(Excerpt to read):

START

# Heatwave coming to New Orleans .... 11/5/10



## girllovesthegame (Nov 3, 2005)

New Orleans has been known to battle some very high temperatures but will they be able to withstand tonight's Heatwave?


----------



## Tooeasy (Nov 4, 2003)

heh I think this is gonna be a hell of a game, and really dont know what to make of it. I think we know cp3s gonna be bring his a++++ game tonight, we know he has that extra gear an I feel like hes gonna be in overdrive his whole time on the court. I would like to see okafor expand on the game he had the other night, he was amazing at protecting the rim and brought his offense along as well. If the team can get the interior defenders in foul trouble for the heat then that can swing things considerably, so we'll see. I dont need to be stupid and predict a win or anything, but taking the L and playing a hard fought game is a great consolation prize to not winning.


----------



## Tooeasy (Nov 4, 2003)

!!!!!! hell of a game, I'm left a smidge in shock. Im stuck at work too so I cant change outta my damn clothes that I sweat through watching the game, feels like I just ran a damn marathon.

END

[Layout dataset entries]
START

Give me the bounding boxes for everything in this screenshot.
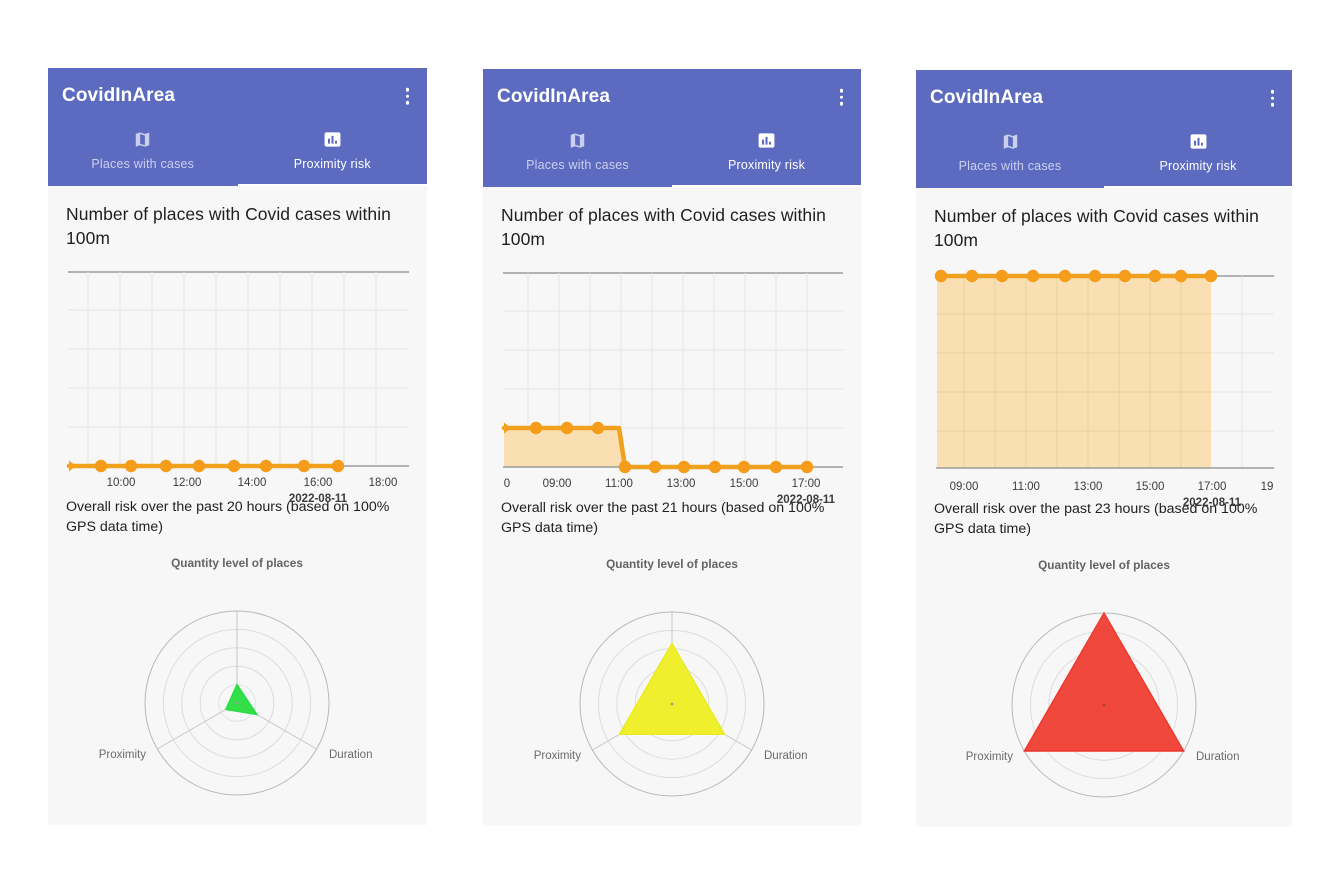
line-chart-2: 0 09:00 11:00 13:00 15:00 17:00 2022-08-… (501, 265, 843, 506)
bar-chart-icon (757, 129, 776, 151)
tab-proximity-risk[interactable]: Proximity risk (672, 125, 861, 187)
app-title: CovidInArea (930, 87, 1044, 108)
x-tick-label: 0 (504, 478, 510, 490)
tab-label: Places with cases (958, 159, 1062, 173)
radar-title: Quantity level of places (1038, 558, 1170, 572)
x-tick-label: 19 (1261, 481, 1274, 493)
x-tick-label: 13:00 (667, 478, 696, 490)
tab-places-with-cases[interactable]: Places with cases (48, 124, 238, 186)
phone-screen-2: CovidInArea Places with cases Proximity … (483, 69, 861, 826)
tab-bar-2: Places with cases Proximity risk (483, 125, 861, 187)
x-tick-label: 17:00 (1198, 481, 1227, 493)
card-body-3: Number of places with Covid cases within… (916, 188, 1292, 800)
tab-bar-1: Places with cases Proximity risk (48, 124, 427, 186)
x-tick-label: 17:00 (792, 478, 821, 490)
app-bar-1: CovidInArea Places with cases Proximity … (48, 68, 427, 186)
radar-axis-label-duration: Duration (329, 749, 372, 761)
x-axis-date-label: 2022-08-11 (1183, 497, 1242, 509)
app-title: CovidInArea (497, 86, 611, 107)
page-title: Number of places with Covid cases within… (934, 206, 1259, 250)
tab-places-with-cases[interactable]: Places with cases (916, 126, 1104, 188)
tab-label: Places with cases (526, 158, 629, 172)
tab-proximity-risk[interactable]: Proximity risk (237, 124, 428, 186)
radar-axis-label-duration: Duration (764, 750, 807, 762)
phone-screen-3: CovidInArea Places with cases Proximity … (916, 70, 1292, 827)
radar-axis-label-proximity: Proximity (966, 751, 1014, 763)
x-tick-label: 11:00 (605, 478, 633, 490)
line-chart-3: 09:00 11:00 13:00 15:00 17:00 19 2022-08… (934, 266, 1274, 509)
card-body-2: Number of places with Covid cases within… (483, 187, 861, 799)
more-vert-icon[interactable] (1270, 89, 1274, 107)
tab-places-with-cases[interactable]: Places with cases (483, 125, 672, 187)
more-vert-icon[interactable] (405, 87, 409, 105)
radar-title: Quantity level of places (606, 557, 738, 571)
tab-label: Places with cases (91, 157, 195, 171)
tab-label: Proximity risk (727, 158, 806, 172)
x-tick-label: 15:00 (1136, 481, 1165, 493)
page-title: Number of places with Covid cases within… (501, 205, 826, 249)
x-tick-label: 11:00 (1012, 481, 1040, 493)
tab-label: Proximity risk (293, 157, 371, 171)
radar-polygon (618, 642, 726, 736)
x-axis-date-label: 2022-08-11 (777, 494, 836, 506)
phone-screen-1: CovidInArea Places with cases Proximity … (48, 68, 427, 825)
x-tick-label: 14:00 (238, 477, 267, 489)
bar-chart-icon (323, 128, 342, 150)
radar-polygon (224, 683, 259, 716)
radar-chart-1: Quantity level of places (66, 543, 409, 798)
x-tick-label: 13:00 (1074, 481, 1103, 493)
x-tick-label: 10:00 (107, 477, 136, 489)
tab-bar-3: Places with cases Proximity risk (916, 126, 1292, 188)
page-title: Number of places with Covid cases within… (66, 204, 391, 248)
x-tick-label: 09:00 (543, 478, 572, 490)
radar-axis-label-proximity: Proximity (534, 750, 582, 762)
app-bar-top-1: CovidInArea (48, 68, 427, 124)
map-icon (1001, 130, 1020, 152)
card-body-1: Number of places with Covid cases within… (48, 186, 427, 798)
app-bar-top-3: CovidInArea (916, 70, 1292, 126)
x-axis-date-label: 2022-08-11 (289, 493, 348, 505)
risk-summary-text: Overall risk over the past 21 hours (bas… (501, 500, 825, 536)
app-bar-2: CovidInArea Places with cases Proximity … (483, 69, 861, 187)
radar-axis-label-proximity: Proximity (99, 749, 147, 761)
map-icon (133, 128, 152, 150)
risk-summary-text: Overall risk over the past 20 hours (bas… (66, 499, 390, 535)
app-bar-top-2: CovidInArea (483, 69, 861, 125)
app-bar-3: CovidInArea Places with cases Proximity … (916, 70, 1292, 188)
radar-polygon (1023, 612, 1185, 753)
x-tick-label: 09:00 (950, 481, 979, 493)
app-title: CovidInArea (62, 85, 176, 106)
tab-proximity-risk[interactable]: Proximity risk (1104, 126, 1292, 188)
radar-axis-label-duration: Duration (1196, 751, 1239, 763)
radar-chart-3: Quantity level of places (934, 545, 1274, 800)
bar-chart-icon (1189, 130, 1208, 152)
x-tick-label: 18:00 (369, 477, 398, 489)
radar-chart-2: Quantity level of places (501, 544, 843, 799)
line-chart-1: 10:00 12:00 14:00 16:00 18:00 2022-08-11 (66, 264, 409, 505)
more-vert-icon[interactable] (839, 88, 843, 106)
tab-label: Proximity risk (1159, 159, 1237, 173)
map-icon (568, 129, 587, 151)
x-tick-label: 12:00 (173, 477, 202, 489)
x-tick-label: 16:00 (304, 477, 333, 489)
radar-title: Quantity level of places (171, 556, 303, 570)
risk-summary-text: Overall risk over the past 23 hours (bas… (934, 501, 1258, 537)
x-tick-label: 15:00 (730, 478, 759, 490)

END

(Set problem 1):
In the forum thread, rewrite the stretch from "heh I think" through "to not winning.", putting "guarding the basket" in place of "protecting the rim".
(Set problem 2):
List every post header in the forum thread, giving each poster's name and date as shown.
(Set problem 3):
Answer these questions from the forum thread:
(a) According to the first post, what must New Orleans withstand tonight?
(b) In the second post, what was okafor amazing at in the game the other night?
(c) In the last post, why can't the poster change out of the sweaty clothes?

(Response 1):
heh I think this is gonna be a hell of a game, and really dont know what to make of it. I think we know cp3s gonna be bring his a++++ game tonight, we know he has that extra gear an I feel like hes gonna be in overdrive his whole time on the court. I would like to see okafor expand on the game he had the other night, he was amazing at guarding the basket and brought his offense along as well. If the team can get the interior defenders in foul trouble for the heat then that can swing things considerably, so we'll see. I dont need to be stupid and predict a win or anything, but taking the L and playing a hard fought game is a great consolation prize to not winning.

(Response 2):
girllovesthegame (Nov 3, 2005)
Tooeasy (Nov 4, 2003)
Tooeasy (Nov 4, 2003)

(Response 3):
(a) Tonight's Heatwave.
(b) Protecting the rim.
(c) The poster is stuck at work.